--- Material for the task ---

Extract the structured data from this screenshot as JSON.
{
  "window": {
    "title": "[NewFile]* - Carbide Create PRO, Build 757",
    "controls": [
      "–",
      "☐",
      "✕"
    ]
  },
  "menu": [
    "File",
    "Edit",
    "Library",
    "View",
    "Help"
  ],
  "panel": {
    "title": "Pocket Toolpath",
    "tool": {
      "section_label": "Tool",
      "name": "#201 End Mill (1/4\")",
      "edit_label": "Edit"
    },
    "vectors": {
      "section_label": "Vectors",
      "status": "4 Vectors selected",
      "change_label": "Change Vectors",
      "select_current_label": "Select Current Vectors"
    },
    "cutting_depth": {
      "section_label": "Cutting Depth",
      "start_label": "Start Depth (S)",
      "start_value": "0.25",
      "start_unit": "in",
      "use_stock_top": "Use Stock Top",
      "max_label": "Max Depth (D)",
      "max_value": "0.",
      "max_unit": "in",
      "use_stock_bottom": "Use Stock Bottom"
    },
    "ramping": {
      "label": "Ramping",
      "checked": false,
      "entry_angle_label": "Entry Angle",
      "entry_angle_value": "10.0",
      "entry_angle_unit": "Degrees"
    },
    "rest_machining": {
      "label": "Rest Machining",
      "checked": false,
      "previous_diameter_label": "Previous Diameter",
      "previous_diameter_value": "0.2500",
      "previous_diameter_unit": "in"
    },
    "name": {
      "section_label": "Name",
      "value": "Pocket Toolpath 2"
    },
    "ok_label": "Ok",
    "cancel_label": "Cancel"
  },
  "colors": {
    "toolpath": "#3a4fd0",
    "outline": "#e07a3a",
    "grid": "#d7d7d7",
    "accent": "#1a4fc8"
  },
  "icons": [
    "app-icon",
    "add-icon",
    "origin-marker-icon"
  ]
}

---
--- Material for the task ---

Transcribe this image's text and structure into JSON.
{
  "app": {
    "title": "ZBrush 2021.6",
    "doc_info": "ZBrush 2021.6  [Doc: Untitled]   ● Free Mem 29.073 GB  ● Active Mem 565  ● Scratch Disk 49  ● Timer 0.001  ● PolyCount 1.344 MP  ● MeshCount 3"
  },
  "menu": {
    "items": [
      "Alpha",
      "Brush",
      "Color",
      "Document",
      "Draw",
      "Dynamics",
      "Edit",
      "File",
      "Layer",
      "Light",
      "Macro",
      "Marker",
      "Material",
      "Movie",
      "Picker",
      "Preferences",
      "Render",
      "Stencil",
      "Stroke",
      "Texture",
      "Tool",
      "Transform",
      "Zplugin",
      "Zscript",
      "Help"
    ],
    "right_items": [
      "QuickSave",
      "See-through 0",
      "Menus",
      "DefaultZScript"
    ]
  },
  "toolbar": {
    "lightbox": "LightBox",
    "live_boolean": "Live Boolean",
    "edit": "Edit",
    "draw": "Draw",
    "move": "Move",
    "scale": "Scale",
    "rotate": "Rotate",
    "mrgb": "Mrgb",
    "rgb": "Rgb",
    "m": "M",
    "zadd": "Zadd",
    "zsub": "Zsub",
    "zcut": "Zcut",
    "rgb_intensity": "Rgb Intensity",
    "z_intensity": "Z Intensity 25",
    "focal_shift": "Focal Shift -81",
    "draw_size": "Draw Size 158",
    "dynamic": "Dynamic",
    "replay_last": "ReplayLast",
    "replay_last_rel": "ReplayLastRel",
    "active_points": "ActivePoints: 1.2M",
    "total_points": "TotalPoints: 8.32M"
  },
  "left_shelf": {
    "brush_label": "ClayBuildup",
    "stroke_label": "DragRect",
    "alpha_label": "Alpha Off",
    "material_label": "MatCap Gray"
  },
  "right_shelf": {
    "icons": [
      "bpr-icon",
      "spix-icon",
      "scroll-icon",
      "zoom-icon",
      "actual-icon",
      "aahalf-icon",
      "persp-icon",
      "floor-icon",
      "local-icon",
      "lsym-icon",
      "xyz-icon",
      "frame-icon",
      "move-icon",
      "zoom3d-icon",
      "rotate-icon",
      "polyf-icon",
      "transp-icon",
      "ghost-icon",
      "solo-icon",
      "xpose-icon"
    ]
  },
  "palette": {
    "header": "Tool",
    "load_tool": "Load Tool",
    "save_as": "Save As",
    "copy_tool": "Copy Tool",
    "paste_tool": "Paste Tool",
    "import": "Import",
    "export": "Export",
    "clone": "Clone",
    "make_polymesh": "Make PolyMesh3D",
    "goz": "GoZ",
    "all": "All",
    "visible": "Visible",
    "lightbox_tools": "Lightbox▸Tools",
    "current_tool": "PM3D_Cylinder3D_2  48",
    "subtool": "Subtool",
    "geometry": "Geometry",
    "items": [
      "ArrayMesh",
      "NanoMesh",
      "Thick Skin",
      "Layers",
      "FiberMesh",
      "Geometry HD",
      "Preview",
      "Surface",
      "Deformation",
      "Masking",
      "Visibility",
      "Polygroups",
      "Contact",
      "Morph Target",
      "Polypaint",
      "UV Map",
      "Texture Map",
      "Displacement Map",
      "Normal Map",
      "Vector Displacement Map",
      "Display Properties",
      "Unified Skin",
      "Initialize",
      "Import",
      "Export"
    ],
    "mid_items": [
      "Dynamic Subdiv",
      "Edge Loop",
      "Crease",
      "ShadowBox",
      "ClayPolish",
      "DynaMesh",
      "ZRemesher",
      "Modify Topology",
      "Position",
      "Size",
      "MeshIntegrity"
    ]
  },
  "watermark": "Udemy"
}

---
--- Material for the task ---

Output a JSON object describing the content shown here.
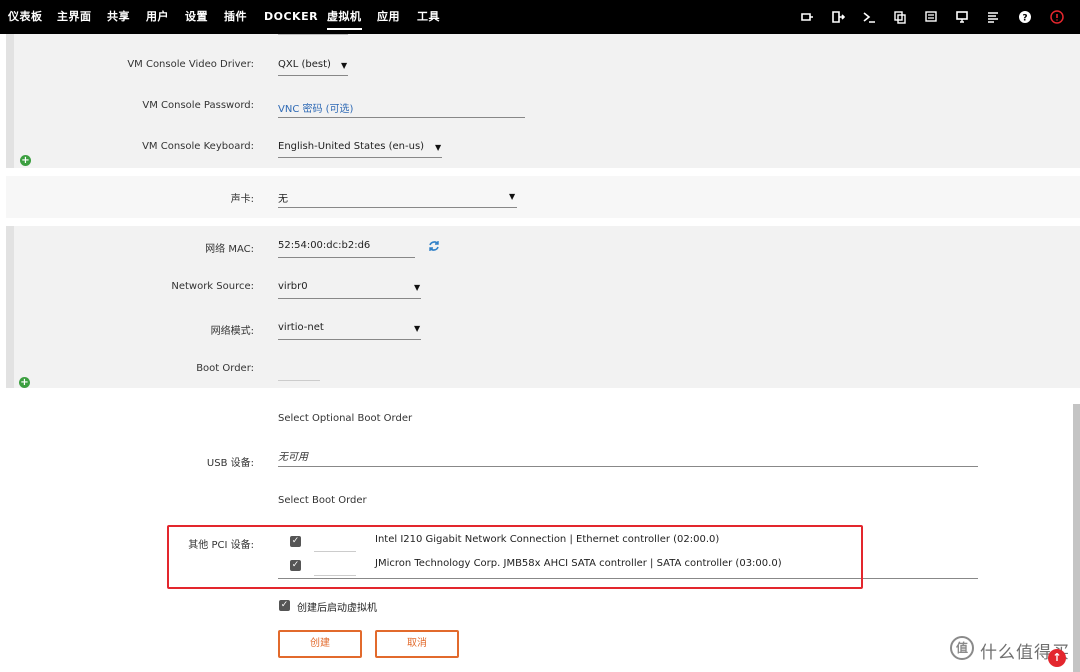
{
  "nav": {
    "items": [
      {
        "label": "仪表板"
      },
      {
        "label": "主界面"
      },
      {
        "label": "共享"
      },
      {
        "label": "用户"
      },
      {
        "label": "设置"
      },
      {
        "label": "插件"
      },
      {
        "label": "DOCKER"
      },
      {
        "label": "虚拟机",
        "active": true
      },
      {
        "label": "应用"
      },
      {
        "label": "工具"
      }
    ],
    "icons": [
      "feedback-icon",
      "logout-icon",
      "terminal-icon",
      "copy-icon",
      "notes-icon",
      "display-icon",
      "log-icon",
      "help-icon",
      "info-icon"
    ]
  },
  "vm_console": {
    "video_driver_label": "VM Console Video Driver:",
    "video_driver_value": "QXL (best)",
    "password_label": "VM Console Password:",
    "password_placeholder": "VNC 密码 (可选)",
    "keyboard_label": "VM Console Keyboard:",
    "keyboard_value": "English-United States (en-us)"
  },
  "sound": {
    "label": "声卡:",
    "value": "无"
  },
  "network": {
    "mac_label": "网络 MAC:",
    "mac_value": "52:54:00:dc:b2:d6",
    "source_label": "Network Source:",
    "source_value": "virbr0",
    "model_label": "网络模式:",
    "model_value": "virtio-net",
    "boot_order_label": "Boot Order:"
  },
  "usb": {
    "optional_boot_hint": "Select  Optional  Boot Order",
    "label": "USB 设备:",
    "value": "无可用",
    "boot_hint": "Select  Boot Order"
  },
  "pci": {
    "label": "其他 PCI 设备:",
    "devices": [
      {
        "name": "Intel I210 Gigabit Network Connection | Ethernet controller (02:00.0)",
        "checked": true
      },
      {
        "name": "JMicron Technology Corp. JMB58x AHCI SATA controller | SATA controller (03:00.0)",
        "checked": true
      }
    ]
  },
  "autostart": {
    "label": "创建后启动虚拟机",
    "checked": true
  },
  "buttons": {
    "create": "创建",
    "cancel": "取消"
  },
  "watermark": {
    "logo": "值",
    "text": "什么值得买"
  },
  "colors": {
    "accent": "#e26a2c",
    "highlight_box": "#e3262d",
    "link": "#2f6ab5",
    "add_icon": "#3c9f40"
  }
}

---

Instruction:
Above are the records. Identify each line that contains the word "ZBrush".

Response:
    "title": "ZBrush 2021.6",
    "doc_info": "ZBrush 2021.6  [Doc: Untitled]   ● Free Mem 29.073 GB  ● Active Mem 565  ● Scratch Disk 49  ● Timer 0.001  ● PolyCount 1.344 MP  ● MeshCount 3"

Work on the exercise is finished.